Extracted records
───
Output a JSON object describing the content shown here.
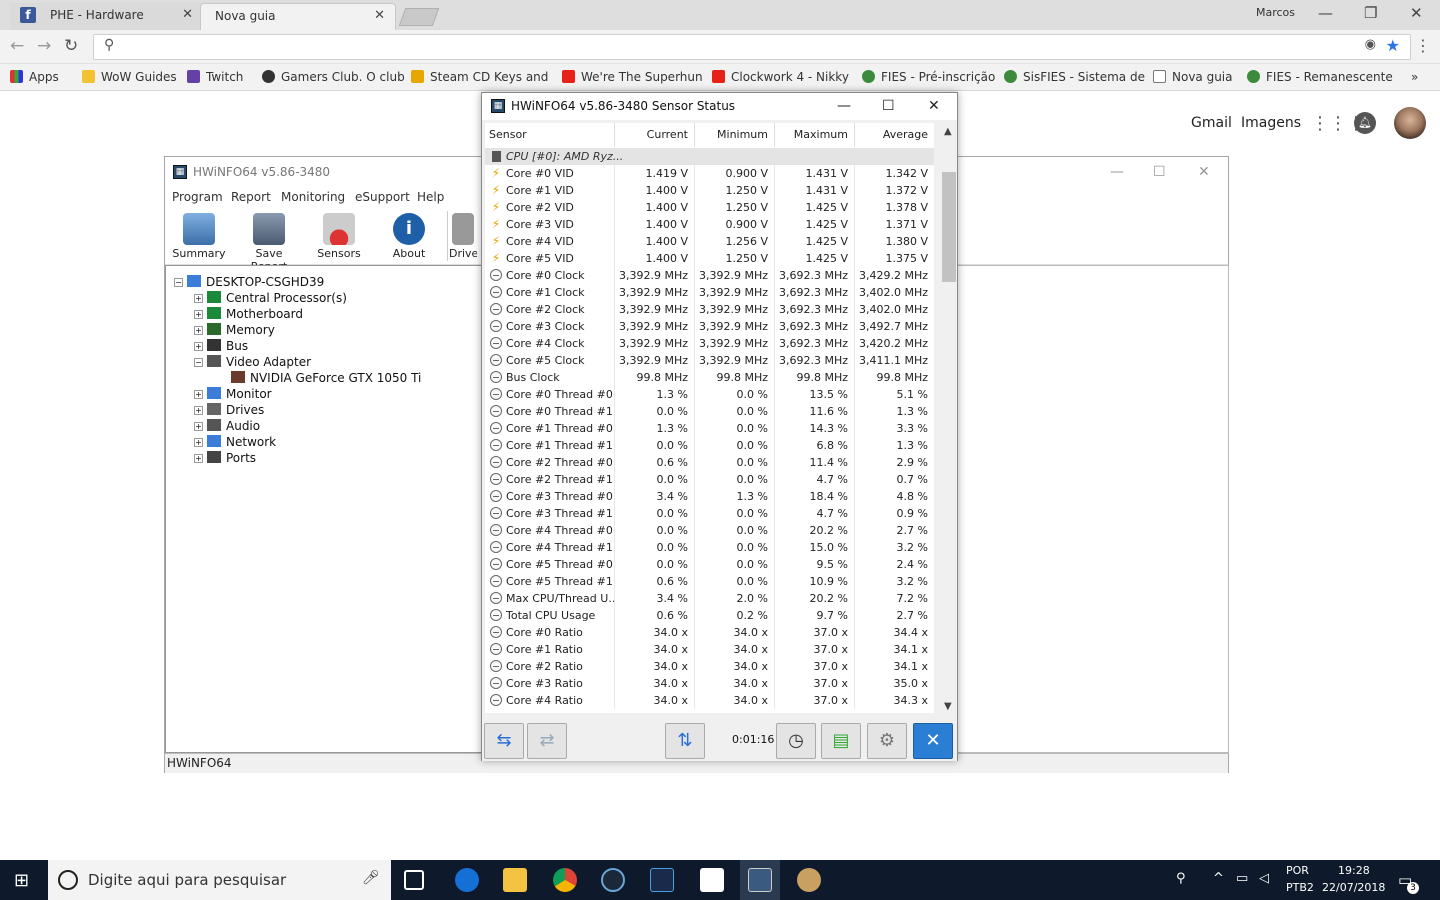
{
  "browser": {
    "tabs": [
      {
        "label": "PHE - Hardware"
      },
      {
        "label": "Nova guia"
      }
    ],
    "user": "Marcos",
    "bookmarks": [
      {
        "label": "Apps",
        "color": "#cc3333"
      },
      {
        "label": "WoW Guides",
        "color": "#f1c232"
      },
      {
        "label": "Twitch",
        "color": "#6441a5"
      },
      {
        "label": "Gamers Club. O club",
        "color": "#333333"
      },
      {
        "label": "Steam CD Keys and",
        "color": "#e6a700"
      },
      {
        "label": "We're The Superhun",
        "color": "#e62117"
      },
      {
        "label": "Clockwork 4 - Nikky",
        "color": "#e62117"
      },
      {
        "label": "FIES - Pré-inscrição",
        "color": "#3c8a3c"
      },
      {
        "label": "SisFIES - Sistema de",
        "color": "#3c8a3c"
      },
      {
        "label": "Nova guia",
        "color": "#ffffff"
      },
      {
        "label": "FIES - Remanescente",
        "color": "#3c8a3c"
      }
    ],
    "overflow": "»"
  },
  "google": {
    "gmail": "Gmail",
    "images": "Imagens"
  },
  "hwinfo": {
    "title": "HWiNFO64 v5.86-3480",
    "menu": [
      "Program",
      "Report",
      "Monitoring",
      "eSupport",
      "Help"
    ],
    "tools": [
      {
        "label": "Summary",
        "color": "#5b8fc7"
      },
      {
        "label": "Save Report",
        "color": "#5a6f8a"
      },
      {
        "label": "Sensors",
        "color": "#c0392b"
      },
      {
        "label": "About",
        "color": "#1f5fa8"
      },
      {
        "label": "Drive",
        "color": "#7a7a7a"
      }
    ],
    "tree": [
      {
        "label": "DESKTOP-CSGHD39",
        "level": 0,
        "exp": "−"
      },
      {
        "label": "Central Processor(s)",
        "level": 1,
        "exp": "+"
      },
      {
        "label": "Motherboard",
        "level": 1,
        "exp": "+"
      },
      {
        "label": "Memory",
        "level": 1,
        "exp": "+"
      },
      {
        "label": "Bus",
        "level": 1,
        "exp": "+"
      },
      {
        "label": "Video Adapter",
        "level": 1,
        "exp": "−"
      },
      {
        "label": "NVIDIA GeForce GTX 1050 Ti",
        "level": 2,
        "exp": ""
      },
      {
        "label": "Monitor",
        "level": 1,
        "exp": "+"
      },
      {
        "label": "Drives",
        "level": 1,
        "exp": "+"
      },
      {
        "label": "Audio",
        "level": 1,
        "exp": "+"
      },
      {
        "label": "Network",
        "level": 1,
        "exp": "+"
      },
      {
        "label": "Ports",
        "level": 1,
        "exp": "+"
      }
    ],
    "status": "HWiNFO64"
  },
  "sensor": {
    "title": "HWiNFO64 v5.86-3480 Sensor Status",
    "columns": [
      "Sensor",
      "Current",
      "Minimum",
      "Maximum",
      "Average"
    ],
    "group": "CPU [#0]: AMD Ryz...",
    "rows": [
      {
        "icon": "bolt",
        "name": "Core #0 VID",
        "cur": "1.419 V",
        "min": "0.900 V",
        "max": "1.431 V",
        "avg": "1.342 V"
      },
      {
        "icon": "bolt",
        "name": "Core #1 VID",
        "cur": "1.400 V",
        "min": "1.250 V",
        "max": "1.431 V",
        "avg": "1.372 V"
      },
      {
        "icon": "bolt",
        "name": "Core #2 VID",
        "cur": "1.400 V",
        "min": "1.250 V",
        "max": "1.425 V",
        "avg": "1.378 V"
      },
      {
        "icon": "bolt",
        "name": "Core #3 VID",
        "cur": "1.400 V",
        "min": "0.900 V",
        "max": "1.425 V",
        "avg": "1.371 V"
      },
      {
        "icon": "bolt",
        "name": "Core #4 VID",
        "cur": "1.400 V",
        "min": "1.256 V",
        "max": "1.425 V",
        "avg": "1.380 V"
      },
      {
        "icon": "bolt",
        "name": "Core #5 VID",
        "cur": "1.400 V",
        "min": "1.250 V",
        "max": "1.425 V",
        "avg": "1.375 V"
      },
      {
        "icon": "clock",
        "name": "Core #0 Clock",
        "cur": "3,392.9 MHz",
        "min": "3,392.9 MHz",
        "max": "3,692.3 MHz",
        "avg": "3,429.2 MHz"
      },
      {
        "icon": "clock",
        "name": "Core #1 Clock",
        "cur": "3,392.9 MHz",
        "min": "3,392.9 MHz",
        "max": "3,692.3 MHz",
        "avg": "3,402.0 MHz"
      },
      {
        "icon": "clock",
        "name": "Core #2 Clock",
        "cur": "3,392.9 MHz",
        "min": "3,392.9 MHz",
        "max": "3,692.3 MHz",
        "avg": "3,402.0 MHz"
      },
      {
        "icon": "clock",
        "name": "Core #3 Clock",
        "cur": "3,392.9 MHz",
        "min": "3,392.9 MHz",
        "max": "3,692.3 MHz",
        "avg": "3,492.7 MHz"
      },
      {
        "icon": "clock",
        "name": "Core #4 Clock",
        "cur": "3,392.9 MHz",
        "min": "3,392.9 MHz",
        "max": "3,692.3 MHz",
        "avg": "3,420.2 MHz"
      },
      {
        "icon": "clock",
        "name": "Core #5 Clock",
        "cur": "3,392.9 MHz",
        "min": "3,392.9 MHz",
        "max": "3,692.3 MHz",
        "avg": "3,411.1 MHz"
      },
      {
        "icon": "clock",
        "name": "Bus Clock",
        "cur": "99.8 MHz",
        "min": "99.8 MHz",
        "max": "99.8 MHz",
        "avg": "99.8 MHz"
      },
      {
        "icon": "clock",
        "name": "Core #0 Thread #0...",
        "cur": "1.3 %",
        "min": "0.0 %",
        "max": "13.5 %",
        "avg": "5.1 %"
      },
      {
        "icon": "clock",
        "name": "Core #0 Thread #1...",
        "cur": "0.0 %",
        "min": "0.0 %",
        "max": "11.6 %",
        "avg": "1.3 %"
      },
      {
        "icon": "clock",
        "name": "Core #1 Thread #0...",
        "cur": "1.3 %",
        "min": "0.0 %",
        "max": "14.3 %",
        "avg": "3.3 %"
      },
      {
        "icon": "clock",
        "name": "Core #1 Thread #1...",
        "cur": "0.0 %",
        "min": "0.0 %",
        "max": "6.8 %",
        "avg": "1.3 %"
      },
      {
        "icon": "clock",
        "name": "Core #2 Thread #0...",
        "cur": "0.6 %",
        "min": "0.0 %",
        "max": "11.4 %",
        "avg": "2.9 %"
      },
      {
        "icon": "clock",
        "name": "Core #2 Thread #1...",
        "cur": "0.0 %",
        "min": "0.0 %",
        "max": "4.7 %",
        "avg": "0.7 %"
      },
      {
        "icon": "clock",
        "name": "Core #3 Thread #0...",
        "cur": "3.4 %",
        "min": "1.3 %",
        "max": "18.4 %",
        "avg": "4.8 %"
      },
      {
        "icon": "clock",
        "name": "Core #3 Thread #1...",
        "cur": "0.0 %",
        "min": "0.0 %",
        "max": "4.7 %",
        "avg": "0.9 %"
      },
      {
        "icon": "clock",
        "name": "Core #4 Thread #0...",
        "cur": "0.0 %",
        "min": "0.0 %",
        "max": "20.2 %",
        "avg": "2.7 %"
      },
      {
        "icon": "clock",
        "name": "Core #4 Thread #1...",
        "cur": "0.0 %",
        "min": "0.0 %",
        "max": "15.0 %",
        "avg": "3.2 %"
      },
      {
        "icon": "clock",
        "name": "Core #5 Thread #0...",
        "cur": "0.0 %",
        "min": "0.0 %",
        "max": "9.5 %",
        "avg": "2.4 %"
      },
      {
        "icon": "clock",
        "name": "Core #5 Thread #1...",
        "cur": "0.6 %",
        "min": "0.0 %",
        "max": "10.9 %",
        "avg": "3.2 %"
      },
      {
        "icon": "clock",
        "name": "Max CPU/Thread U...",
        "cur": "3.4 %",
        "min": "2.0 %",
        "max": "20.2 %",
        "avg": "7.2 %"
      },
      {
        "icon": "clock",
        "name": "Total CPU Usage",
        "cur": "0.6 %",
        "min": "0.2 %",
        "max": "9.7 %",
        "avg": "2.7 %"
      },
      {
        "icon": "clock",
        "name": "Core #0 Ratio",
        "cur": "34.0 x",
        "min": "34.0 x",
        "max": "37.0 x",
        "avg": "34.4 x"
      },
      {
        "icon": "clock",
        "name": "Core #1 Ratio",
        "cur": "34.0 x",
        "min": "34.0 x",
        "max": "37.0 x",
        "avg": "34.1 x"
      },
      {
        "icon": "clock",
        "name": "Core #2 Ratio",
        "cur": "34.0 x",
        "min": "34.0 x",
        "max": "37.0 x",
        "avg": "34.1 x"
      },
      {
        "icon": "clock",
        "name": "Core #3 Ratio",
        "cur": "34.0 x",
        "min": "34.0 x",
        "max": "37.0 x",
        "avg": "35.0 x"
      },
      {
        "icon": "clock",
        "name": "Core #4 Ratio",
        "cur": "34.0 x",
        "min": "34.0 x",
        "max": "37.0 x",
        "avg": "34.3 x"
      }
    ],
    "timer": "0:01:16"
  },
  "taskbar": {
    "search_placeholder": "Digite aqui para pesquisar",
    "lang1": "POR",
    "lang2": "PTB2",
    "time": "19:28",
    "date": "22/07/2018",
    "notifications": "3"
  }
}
───
▶ _WHAT TO WORK ON_
Tally the lines of the listing that include "title". Reply with nothing but the count.

▶ _ANSWER TO THIS PROBLEM_
2